(Records from a collection of figures)
-=-=-
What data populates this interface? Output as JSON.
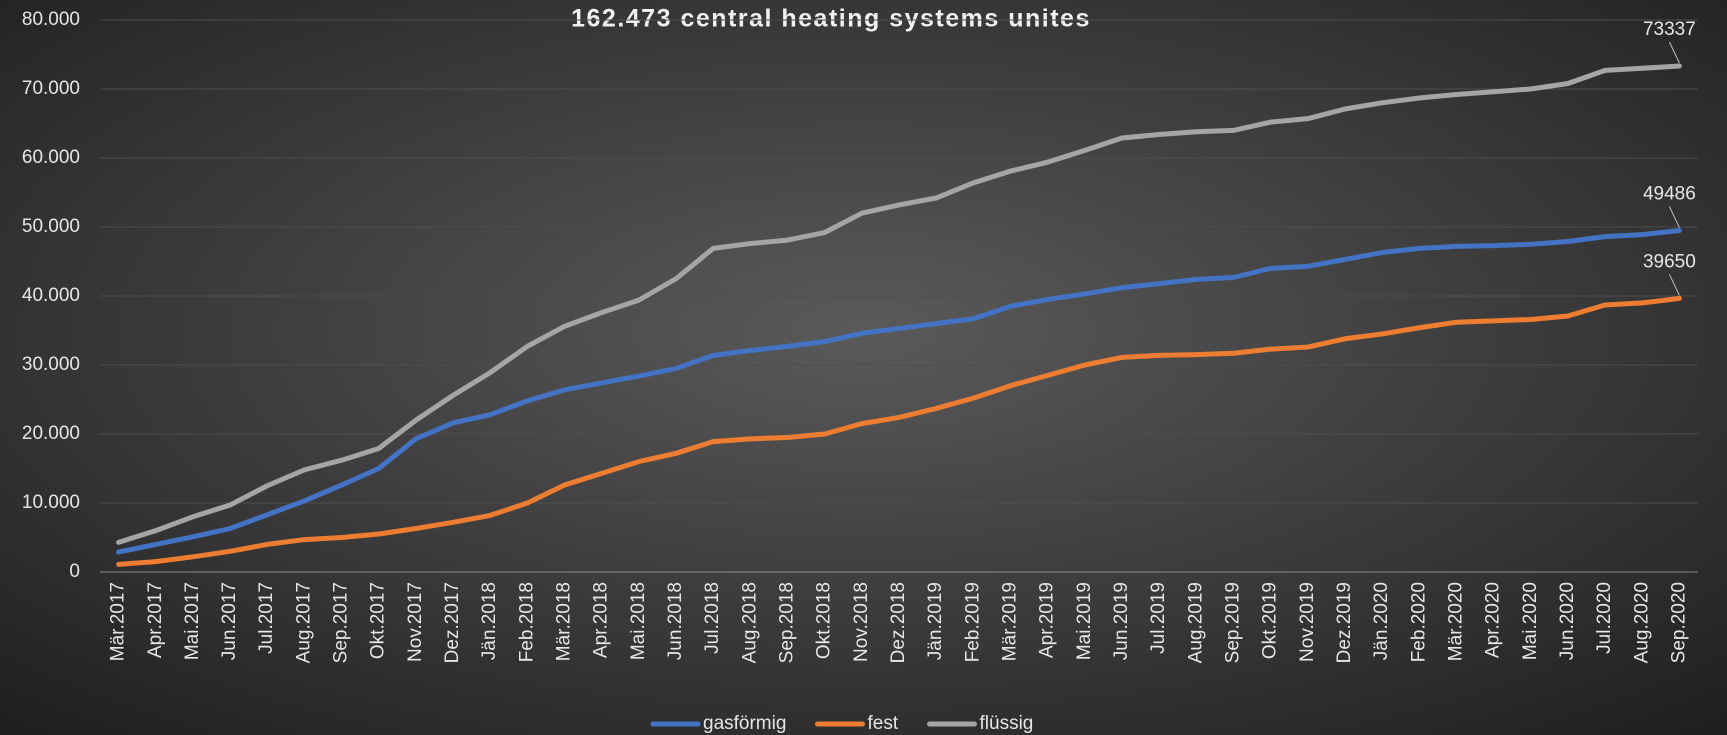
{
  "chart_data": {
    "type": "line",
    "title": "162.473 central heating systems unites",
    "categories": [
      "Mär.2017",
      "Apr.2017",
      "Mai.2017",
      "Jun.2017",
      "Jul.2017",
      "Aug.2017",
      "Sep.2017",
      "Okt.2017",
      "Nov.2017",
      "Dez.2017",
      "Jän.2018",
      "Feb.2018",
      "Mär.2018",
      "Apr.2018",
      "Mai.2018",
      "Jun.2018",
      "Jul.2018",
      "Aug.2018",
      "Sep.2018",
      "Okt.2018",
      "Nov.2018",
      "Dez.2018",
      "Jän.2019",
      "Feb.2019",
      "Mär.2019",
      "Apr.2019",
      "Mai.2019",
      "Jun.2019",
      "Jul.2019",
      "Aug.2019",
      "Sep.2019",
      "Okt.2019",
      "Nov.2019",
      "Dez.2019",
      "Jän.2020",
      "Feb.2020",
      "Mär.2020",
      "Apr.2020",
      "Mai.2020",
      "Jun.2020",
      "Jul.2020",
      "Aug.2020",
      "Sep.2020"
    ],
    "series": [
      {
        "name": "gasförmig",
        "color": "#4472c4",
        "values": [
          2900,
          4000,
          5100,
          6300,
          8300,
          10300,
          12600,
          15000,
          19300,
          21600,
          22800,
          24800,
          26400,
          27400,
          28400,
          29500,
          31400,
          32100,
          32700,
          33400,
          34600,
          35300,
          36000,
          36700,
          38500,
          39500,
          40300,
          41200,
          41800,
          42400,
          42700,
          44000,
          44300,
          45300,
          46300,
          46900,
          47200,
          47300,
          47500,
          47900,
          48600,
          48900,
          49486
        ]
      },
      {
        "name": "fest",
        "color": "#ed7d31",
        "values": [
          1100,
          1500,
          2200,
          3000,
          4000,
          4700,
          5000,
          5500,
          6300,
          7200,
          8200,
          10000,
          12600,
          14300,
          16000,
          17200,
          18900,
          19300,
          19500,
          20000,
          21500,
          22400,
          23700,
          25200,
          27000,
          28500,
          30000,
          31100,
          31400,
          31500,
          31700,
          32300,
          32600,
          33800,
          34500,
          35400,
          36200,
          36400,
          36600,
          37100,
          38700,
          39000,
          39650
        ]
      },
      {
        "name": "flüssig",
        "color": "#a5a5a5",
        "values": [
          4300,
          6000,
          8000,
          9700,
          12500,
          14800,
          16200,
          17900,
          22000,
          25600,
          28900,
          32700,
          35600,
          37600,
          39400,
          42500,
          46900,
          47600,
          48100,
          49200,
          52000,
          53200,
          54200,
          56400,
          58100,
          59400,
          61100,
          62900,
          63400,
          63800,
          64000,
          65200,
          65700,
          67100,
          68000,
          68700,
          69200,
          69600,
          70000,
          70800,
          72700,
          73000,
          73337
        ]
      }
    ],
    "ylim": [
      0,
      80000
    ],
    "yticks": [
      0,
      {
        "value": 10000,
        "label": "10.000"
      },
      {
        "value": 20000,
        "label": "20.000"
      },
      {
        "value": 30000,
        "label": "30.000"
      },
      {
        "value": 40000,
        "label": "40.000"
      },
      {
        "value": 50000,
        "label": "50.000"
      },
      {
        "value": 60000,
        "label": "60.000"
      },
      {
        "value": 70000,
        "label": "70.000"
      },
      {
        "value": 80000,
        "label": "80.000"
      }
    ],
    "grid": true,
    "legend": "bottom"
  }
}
-=-=-
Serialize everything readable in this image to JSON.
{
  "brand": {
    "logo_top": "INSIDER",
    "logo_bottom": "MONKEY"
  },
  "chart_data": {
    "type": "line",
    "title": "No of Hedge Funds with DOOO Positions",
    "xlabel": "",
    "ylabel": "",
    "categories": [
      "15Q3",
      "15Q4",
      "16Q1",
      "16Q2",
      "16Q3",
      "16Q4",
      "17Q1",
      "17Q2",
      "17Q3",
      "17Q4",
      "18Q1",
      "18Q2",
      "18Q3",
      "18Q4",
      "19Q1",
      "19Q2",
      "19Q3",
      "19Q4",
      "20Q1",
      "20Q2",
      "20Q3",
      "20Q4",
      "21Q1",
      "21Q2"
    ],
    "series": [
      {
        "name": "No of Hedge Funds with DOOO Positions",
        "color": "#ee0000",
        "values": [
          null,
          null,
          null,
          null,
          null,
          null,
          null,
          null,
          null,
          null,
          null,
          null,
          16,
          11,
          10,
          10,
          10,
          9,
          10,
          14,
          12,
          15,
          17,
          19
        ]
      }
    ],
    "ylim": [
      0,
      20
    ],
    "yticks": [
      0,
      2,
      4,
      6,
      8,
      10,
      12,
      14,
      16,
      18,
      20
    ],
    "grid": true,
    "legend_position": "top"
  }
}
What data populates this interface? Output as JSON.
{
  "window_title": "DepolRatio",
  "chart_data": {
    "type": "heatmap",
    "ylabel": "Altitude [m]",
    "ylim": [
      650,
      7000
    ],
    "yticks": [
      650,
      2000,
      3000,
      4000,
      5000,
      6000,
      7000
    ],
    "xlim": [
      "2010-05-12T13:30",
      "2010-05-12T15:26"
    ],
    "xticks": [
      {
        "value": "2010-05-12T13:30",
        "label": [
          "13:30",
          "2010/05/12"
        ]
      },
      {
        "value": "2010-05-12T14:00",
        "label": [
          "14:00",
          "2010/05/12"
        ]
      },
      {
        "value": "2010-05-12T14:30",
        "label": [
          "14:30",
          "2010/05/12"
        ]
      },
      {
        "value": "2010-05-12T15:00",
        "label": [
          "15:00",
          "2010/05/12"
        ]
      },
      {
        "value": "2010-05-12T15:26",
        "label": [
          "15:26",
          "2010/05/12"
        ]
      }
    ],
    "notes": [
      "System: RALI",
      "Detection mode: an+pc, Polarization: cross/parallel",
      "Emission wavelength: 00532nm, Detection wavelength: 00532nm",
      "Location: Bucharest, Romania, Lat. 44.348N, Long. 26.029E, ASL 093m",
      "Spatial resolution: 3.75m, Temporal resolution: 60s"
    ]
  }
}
-=-=-
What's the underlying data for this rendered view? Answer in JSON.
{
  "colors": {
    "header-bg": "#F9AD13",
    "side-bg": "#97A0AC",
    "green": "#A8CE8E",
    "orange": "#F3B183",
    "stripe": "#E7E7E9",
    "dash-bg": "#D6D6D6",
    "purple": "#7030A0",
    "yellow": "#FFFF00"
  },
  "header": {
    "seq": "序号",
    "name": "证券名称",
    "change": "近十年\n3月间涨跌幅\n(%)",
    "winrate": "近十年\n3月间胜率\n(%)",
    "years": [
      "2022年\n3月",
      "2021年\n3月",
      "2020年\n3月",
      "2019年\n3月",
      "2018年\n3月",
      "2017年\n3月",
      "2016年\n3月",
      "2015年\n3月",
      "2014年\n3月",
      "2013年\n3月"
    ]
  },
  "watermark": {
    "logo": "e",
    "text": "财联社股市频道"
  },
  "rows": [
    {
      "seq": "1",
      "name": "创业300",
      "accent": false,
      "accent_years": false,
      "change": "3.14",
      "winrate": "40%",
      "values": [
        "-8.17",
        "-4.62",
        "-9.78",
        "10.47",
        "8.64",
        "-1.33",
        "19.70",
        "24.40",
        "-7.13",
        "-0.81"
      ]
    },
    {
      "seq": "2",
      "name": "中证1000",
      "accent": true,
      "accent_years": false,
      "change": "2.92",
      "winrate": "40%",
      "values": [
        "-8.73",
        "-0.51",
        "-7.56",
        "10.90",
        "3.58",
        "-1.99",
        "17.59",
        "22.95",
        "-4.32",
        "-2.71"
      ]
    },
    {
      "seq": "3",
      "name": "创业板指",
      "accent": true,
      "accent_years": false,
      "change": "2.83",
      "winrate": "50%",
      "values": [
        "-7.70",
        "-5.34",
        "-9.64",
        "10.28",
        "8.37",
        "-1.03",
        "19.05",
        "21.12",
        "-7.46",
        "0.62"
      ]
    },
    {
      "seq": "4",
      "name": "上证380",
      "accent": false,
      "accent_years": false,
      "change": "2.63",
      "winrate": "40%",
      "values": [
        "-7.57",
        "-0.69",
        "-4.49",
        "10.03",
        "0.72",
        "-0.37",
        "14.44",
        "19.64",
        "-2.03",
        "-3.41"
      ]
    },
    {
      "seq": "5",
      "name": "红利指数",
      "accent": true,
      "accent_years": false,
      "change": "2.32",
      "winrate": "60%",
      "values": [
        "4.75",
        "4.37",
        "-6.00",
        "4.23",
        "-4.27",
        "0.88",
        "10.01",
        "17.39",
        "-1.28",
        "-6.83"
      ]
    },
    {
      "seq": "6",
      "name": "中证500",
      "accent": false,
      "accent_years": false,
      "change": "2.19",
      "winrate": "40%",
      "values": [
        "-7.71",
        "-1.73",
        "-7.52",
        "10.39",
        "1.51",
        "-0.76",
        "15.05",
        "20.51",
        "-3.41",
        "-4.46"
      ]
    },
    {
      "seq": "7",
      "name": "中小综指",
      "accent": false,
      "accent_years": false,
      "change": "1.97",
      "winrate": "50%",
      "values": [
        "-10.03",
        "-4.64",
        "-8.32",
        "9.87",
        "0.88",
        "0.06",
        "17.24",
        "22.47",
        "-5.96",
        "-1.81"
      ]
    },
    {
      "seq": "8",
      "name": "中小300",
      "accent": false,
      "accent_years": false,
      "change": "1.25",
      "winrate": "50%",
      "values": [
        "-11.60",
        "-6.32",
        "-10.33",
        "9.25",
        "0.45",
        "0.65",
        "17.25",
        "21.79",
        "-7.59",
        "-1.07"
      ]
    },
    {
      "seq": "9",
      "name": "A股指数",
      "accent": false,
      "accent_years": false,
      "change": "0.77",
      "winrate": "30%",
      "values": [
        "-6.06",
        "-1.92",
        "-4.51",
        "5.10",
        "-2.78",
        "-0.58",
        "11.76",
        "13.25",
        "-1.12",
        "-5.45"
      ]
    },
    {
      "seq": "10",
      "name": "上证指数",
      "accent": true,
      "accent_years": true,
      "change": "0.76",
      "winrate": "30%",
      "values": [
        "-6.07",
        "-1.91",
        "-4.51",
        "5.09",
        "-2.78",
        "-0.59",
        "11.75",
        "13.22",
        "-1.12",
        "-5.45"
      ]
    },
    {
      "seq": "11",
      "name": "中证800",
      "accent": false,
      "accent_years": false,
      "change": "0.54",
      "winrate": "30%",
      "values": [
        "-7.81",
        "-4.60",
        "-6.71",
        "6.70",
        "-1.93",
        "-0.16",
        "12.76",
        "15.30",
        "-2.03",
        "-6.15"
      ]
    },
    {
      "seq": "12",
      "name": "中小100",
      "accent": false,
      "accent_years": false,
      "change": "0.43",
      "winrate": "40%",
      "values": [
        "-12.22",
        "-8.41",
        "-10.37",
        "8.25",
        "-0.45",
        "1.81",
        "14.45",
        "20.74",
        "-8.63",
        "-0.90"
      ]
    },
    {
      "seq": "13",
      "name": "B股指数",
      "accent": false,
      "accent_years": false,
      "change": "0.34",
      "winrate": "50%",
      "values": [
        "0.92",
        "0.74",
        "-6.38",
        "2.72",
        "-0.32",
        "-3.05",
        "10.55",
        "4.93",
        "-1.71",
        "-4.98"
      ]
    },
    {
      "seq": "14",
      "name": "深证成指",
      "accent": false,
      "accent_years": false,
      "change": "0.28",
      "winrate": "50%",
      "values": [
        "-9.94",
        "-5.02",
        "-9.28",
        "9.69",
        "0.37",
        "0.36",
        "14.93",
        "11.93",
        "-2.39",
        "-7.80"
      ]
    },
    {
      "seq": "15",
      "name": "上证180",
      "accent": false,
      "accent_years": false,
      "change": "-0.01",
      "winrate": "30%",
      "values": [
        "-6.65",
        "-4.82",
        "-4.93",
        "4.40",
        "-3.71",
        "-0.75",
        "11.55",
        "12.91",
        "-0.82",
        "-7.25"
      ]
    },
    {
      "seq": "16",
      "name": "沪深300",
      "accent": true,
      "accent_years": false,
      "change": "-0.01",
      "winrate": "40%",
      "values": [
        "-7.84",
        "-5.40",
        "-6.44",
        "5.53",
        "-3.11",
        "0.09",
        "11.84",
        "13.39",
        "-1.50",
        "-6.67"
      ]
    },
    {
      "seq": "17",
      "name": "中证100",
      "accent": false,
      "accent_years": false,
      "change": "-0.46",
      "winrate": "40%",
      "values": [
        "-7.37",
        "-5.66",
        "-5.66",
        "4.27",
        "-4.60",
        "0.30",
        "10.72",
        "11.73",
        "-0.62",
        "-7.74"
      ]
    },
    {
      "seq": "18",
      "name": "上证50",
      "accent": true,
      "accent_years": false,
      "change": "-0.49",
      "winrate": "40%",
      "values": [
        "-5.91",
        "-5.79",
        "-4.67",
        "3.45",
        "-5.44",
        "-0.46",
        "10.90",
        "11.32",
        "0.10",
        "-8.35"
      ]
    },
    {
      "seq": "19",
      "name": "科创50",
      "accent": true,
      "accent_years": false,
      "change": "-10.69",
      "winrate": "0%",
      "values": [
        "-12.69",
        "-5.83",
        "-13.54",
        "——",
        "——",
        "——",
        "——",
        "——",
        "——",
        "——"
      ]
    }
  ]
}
-=-=-
Exercise prompt> Using the records above, pull out each line where the word "Hedge" occurs.

Exercise answer>
    "title": "No of Hedge Funds with DOOO Positions",
        "name": "No of Hedge Funds with DOOO Positions",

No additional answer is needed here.